◆ Aufgaben und Übungen:
1 – Was bemängelt vop im Forenthread zu MySQL REPLACE am Code-Beispiel von vexx?
2 – Schreib bitte aus dem Forenthread zu MySQL REPLACE alles von "# mysql replace" bis hinunter zu "ihr könnt das." wortgetreu ab.

# mysql replace für mehrere werte



## vexx (19. November 2008)

Hallo zusammen ich brauche mal hilfe, ich ersetzt beim aufrufen der selectabfrage über replace einen wert, ja jedesmal beim aufrufen. Mein problem ist das ich eigentlich in dem selben feld mehrere werte ersetzen muss als suche nach a ersetze mit b suche nach c ersetze mit d usw. Die Hilfe auf der myswl seite hilfe mir nicht weiter hoffe ihr könnt das.


----------



## ratze79 (19. November 2008)

Hallo du kannst, zuminstes bei MS-SQL, das replace schachteln
z. B.


```
select replace(replace(Ausdruck,'A','B'),'C','D')
```

Gruß Ratze


----------



## vexx (19. November 2008)

klappt leider nicht oder ich bin zu blöd dafür,


```
SELECT REPLACE((replace (satz, '***verkaufspreis***', '99,99 €'),'***produkt***', 'badehaus') FROM newauktion_spiel.chat
```

SATZ ist in diesem falle meine spalte die tabelle heißt chat.


----------



## vop (19. November 2008)

In deinem Code-Beispiel ist eine öffnende Klammer zuviel.


----------



## Biber2 (19. November 2008)

vop hat gesagt.:


> In deinem Code-Beispiel ist eine öffnende Klammer zuviel.



Moin, vop,
[OT]
Deine Angabe war anscheinend zu vage, um innerhalb eines Tages verstanden zu werden.
Du hättest schreiben sollen:
"....ist die zweite der drei öffnenden Klammern zuviel".

Oder der Fragesteller chattet gerade woanders...
[/OT]
Grüße
Biber


----------

◆ Daten zur Analyse des Seitenlayouts:
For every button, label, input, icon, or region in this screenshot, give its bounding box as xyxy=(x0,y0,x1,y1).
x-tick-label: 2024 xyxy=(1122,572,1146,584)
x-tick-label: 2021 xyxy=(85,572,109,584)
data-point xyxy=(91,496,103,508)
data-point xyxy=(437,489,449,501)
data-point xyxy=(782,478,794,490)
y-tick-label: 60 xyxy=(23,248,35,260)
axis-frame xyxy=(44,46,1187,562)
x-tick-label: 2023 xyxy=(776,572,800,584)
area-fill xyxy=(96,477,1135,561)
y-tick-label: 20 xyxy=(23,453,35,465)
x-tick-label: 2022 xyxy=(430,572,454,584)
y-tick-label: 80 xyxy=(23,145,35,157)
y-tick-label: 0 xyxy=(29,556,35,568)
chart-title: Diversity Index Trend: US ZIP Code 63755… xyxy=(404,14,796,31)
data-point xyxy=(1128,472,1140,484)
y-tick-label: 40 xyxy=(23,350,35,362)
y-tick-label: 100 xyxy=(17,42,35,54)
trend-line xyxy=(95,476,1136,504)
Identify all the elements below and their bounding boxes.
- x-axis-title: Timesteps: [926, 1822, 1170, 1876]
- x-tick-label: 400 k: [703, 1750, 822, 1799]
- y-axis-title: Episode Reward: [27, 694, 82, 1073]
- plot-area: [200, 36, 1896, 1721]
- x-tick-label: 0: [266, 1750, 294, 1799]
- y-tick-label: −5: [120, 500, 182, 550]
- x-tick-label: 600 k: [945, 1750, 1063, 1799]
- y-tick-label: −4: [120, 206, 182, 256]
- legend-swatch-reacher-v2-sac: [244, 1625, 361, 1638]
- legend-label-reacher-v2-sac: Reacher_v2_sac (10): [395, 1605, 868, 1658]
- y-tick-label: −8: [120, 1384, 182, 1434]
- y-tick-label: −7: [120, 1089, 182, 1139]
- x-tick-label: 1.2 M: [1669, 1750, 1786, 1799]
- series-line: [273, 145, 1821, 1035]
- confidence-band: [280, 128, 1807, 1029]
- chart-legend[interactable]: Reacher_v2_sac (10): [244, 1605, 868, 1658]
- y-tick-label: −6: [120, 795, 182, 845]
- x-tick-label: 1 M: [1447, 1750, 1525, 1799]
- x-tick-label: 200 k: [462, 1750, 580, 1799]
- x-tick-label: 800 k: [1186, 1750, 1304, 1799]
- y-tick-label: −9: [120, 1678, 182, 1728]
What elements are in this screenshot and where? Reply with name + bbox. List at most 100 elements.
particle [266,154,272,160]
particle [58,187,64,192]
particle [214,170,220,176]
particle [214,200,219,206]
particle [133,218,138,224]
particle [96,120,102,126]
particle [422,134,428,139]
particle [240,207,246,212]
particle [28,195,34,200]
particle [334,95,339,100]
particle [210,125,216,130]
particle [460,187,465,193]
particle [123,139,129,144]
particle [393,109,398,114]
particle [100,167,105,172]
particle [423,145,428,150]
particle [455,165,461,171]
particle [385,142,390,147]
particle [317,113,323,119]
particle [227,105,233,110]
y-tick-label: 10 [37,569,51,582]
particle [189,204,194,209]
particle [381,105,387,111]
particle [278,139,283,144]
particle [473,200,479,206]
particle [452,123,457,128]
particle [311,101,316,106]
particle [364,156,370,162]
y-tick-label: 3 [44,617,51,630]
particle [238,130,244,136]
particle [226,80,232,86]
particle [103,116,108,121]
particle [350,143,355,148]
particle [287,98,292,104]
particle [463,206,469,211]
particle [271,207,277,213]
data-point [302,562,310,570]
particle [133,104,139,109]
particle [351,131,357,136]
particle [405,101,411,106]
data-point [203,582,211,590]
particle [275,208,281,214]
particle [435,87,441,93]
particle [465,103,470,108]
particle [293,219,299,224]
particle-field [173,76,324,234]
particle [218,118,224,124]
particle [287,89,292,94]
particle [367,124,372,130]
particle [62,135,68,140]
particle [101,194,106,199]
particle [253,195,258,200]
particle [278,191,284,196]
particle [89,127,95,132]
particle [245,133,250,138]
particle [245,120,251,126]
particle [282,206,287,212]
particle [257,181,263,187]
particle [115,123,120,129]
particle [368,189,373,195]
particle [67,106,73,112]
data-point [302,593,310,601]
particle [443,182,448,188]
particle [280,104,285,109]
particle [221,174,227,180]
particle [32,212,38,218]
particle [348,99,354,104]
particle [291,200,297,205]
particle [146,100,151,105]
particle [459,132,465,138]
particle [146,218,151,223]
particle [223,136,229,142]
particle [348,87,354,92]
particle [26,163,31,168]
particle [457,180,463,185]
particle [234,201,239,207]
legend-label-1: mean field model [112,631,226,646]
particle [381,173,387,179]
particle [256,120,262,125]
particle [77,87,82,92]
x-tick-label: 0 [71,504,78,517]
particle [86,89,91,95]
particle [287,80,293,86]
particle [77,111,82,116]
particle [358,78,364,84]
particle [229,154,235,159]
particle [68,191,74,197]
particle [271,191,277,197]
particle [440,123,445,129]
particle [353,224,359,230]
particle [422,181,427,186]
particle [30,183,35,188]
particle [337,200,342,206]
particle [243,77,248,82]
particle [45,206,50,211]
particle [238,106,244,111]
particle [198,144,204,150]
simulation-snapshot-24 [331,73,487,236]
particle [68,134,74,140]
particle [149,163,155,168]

◆ Antworten der Reihe:
1 – Im Code-Beispiel ist eine öffnende Klammer zu viel.

2 –
# mysql replace für mehrere werte



## vexx (19. November 2008)

Hallo zusammen ich brauche mal hilfe, ich ersetzt beim aufrufen der selectabfrage über replace einen wert, ja jedesmal beim aufrufen. Mein problem ist das ich eigentlich in dem selben feld mehrere werte ersetzen muss als suche nach a ersetze mit b suche nach c ersetze mit d usw. Die Hilfe auf der myswl seite hilfe mir nicht weiter hoffe ihr könnt das.